Aim of the exercise -> Repeat exactly, and only, the lines from the one holding "OCR this image." through the last line of the records below.

Excerpted data ->
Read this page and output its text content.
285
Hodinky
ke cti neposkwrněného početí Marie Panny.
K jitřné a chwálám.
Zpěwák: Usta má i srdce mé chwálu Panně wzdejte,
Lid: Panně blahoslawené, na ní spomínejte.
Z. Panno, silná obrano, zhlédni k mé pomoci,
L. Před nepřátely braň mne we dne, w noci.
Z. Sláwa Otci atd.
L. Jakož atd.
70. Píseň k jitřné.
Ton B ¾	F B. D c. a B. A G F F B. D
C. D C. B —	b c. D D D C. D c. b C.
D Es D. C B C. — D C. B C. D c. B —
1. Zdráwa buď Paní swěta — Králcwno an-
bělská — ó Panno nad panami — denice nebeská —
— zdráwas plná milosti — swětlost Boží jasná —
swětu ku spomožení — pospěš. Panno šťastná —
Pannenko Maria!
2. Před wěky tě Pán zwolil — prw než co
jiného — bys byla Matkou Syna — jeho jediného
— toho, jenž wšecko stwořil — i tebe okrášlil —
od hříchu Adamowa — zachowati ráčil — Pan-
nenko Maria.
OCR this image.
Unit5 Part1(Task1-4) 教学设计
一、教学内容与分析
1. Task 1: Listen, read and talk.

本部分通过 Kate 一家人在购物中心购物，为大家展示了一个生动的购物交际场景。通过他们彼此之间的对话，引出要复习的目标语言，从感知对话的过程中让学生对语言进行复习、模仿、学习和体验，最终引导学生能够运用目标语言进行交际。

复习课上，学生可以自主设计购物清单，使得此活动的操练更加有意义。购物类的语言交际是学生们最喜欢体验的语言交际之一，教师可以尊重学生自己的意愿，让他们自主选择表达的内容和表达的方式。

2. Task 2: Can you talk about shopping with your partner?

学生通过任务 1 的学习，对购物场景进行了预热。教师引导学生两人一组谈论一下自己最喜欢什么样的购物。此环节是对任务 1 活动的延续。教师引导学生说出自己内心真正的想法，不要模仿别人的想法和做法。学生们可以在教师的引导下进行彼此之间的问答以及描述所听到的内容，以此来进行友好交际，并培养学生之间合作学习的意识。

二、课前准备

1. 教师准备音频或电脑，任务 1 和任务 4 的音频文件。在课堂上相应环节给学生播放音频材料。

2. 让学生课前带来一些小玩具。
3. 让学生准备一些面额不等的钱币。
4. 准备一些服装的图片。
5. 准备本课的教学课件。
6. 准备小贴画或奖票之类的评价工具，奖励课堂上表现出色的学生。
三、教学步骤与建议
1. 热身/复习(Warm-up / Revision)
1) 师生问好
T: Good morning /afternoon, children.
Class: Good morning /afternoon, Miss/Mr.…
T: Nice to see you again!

Written response ->
OCR this image.
Unit5 Part1(Task1-4) 教学设计
一、教学内容与分析
1. Task 1: Listen, read and talk.

本部分通过 Kate 一家人在购物中心购物，为大家展示了一个生动的购物交际场景。通过他们彼此之间的对话，引出要复习的目标语言，从感知对话的过程中让学生对语言进行复习、模仿、学习和体验，最终引导学生能够运用目标语言进行交际。

复习课上，学生可以自主设计购物清单，使得此活动的操练更加有意义。购物类的语言交际是学生们最喜欢体验的语言交际之一，教师可以尊重学生自己的意愿，让他们自主选择表达的内容和表达的方式。

2. Task 2: Can you talk about shopping with your partner?

学生通过任务 1 的学习，对购物场景进行了预热。教师引导学生两人一组谈论一下自己最喜欢什么样的购物。此环节是对任务 1 活动的延续。教师引导学生说出自己内心真正的想法，不要模仿别人的想法和做法。学生们可以在教师的引导下进行彼此之间的问答以及描述所听到的内容，以此来进行友好交际，并培养学生之间合作学习的意识。

二、课前准备

1. 教师准备音频或电脑，任务 1 和任务 4 的音频文件。在课堂上相应环节给学生播放音频材料。

2. 让学生课前带来一些小玩具。
3. 让学生准备一些面额不等的钱币。
4. 准备一些服装的图片。
5. 准备本课的教学课件。
6. 准备小贴画或奖票之类的评价工具，奖励课堂上表现出色的学生。
三、教学步骤与建议
1. 热身/复习(Warm-up / Revision)
1) 师生问好
T: Good morning /afternoon, children.
Class: Good morning /afternoon, Miss/Mr.…
T: Nice to see you again!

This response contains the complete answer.